Problem to solve
Find each line with the string "Simulated" and report it.

Data lines
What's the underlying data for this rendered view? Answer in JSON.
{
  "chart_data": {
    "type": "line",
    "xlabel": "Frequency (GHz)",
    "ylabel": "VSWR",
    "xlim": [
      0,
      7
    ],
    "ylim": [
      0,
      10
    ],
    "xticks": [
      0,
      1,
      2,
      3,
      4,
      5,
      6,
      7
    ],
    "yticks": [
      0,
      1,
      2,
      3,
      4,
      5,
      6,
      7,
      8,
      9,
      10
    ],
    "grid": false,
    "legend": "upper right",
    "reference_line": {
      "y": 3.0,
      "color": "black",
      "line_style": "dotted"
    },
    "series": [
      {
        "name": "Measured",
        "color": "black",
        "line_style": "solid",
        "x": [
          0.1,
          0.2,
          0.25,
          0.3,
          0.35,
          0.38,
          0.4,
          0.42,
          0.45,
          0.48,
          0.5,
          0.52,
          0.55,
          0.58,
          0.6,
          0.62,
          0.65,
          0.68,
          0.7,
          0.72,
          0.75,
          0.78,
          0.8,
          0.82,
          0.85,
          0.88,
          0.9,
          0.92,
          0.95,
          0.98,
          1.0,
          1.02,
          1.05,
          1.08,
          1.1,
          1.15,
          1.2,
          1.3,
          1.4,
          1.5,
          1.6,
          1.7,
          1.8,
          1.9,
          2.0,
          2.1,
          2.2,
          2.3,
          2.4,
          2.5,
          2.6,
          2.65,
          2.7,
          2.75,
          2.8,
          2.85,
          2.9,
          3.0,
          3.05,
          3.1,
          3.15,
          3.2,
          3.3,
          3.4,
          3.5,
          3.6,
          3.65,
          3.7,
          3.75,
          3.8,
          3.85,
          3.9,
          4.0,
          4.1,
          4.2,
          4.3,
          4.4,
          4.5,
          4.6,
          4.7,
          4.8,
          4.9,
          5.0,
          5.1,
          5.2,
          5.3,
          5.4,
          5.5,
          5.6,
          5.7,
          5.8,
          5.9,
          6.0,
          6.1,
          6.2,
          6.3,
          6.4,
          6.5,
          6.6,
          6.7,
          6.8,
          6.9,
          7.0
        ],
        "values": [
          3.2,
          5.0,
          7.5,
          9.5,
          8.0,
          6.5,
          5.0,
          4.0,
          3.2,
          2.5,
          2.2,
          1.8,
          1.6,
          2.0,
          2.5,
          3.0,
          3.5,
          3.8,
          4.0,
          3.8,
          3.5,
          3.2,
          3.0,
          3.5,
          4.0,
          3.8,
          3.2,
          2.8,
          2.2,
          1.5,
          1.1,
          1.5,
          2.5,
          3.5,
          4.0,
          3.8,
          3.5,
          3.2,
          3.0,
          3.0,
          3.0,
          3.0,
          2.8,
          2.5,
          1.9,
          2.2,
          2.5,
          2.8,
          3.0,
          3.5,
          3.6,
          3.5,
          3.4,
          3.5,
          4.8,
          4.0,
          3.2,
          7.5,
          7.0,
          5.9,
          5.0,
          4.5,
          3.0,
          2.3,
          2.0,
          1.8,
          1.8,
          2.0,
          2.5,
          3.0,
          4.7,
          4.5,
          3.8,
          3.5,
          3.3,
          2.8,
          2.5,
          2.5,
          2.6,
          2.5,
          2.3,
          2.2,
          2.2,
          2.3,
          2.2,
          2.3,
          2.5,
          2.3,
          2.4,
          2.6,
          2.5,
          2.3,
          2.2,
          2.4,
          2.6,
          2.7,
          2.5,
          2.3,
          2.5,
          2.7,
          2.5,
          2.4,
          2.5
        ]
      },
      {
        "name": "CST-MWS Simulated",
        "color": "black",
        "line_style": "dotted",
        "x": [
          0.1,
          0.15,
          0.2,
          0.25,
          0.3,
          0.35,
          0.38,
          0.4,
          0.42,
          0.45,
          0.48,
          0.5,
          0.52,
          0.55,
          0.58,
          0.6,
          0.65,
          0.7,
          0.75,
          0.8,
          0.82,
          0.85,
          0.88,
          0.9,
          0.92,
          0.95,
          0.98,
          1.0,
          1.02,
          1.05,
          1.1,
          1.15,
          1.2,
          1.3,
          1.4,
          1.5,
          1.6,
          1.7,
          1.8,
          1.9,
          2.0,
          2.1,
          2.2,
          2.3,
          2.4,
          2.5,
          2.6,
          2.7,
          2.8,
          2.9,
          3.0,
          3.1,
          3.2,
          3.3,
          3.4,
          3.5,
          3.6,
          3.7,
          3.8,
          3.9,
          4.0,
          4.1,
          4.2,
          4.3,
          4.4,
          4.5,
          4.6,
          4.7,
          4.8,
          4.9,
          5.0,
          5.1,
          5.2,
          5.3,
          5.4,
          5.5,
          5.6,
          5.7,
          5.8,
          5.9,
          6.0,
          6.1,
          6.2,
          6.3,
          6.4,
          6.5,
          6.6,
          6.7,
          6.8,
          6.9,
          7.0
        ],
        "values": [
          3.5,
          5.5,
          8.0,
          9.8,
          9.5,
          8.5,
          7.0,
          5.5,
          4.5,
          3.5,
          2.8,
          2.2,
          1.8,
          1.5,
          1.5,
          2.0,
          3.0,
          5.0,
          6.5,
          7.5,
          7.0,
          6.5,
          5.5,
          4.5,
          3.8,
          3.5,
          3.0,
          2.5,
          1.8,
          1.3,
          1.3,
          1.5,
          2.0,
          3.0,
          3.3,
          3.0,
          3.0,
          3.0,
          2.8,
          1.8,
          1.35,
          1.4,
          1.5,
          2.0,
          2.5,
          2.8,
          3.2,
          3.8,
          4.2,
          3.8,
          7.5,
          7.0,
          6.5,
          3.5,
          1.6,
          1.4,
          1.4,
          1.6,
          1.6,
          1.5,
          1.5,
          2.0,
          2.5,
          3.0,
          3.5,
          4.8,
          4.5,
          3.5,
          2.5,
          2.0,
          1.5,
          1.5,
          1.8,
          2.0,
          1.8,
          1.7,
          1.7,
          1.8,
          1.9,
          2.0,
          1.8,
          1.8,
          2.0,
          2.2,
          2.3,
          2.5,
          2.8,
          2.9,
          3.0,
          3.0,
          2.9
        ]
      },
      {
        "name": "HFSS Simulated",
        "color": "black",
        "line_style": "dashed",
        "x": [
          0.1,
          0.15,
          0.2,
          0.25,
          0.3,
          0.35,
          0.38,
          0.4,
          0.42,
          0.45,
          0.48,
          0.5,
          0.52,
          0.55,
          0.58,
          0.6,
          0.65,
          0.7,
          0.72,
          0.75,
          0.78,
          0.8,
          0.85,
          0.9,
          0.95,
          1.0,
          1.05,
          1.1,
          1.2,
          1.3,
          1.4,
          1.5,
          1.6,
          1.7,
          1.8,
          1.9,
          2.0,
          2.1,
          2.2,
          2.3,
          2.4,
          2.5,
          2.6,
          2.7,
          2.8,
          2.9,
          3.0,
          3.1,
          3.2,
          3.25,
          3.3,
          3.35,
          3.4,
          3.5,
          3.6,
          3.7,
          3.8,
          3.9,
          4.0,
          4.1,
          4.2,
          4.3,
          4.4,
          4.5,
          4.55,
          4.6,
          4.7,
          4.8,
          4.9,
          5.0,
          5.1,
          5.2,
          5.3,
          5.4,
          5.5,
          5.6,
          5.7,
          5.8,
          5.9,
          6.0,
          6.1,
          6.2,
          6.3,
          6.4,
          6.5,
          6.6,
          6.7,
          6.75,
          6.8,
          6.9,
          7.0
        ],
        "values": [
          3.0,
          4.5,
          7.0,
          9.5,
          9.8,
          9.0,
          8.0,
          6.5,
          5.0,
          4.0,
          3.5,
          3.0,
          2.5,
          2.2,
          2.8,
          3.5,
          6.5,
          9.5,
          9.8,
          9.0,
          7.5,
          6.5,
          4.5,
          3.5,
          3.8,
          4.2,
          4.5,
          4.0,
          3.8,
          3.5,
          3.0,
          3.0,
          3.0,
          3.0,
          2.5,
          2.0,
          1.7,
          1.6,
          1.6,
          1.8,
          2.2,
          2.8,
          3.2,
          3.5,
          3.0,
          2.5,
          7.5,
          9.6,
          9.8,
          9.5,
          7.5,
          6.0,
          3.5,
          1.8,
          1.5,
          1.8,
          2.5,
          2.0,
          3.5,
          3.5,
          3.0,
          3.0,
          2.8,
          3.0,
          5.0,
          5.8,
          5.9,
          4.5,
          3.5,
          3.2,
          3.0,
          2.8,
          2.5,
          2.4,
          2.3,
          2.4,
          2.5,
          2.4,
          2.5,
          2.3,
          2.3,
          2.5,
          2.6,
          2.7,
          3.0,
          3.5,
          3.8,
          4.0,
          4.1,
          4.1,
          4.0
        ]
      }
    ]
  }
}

Final result
        "name": "CST-MWS Simulated",
        "name": "HFSS Simulated",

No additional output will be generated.